Required task
In the records below, find the line containing "What does this", then extract that line and all subsequent lines exactly, leaving out everything else.

Entries provided
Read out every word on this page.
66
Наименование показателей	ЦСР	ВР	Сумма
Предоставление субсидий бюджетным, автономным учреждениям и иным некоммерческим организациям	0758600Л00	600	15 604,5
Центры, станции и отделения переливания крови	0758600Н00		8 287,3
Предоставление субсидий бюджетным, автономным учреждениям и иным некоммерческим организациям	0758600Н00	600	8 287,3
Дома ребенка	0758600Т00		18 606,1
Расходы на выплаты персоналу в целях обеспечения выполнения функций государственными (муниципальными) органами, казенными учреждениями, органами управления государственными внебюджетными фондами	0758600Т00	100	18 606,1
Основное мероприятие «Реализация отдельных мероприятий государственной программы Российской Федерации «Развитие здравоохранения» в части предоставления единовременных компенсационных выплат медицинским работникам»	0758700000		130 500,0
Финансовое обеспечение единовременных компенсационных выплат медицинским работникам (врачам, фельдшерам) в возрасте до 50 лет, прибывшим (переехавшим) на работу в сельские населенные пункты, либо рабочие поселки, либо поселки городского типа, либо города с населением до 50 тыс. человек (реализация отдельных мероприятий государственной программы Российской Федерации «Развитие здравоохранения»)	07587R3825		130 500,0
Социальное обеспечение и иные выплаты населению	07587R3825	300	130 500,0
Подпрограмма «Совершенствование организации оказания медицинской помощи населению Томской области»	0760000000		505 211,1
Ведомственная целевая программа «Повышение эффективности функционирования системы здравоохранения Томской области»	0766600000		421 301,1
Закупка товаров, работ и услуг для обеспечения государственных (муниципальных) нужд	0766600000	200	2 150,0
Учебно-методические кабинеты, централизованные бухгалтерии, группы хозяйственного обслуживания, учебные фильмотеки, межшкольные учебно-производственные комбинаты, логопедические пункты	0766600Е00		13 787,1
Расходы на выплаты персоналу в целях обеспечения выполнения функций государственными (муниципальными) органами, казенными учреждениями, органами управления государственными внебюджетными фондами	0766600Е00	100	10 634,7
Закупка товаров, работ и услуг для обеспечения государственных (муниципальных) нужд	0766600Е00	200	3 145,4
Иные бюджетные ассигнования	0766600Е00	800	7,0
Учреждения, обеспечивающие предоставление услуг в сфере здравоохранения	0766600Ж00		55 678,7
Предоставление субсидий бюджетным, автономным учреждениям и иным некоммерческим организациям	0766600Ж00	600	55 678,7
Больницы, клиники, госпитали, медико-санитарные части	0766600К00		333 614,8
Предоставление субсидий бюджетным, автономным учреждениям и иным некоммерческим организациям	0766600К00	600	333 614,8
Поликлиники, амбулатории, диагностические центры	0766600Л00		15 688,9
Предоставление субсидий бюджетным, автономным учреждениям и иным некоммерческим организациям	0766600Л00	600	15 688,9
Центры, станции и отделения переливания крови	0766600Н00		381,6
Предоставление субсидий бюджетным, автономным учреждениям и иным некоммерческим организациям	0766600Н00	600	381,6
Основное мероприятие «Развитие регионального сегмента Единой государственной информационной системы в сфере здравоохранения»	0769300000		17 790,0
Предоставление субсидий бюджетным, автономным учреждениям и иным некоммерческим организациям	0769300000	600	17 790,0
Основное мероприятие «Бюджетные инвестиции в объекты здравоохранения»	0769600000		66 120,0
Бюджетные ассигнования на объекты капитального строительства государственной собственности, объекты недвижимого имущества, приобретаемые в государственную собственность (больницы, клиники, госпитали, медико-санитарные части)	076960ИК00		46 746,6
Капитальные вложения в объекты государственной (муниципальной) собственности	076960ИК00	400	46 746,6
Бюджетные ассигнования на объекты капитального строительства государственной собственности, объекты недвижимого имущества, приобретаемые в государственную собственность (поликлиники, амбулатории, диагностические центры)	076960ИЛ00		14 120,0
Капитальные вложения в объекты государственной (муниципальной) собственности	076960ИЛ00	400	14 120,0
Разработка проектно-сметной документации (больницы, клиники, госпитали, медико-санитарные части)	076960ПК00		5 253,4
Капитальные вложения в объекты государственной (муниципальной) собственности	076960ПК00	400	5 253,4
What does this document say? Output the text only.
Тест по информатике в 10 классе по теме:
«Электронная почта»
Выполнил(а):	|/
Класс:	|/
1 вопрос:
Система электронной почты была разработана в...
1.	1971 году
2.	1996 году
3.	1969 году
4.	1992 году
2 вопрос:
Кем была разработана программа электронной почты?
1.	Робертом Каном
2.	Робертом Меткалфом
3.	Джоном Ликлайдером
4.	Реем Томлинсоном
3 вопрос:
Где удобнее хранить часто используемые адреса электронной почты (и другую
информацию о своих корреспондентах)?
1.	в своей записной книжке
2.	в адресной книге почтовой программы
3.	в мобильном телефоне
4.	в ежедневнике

Correct output
What does this document say? Output the text only.
Тест по информатике в 10 классе по теме:
«Электронная почта»
Выполнил(а):	|/
Класс:	|/
1 вопрос:
Система электронной почты была разработана в...
1.	1971 году
2.	1996 году
3.	1969 году
4.	1992 году
2 вопрос:
Кем была разработана программа электронной почты?
1.	Робертом Каном
2.	Робертом Меткалфом
3.	Джоном Ликлайдером
4.	Реем Томлинсоном
3 вопрос:
Где удобнее хранить часто используемые адреса электронной почты (и другую
информацию о своих корреспондентах)?
1.	в своей записной книжке
2.	в адресной книге почтовой программы
3.	в мобильном телефоне
4.	в ежедневнике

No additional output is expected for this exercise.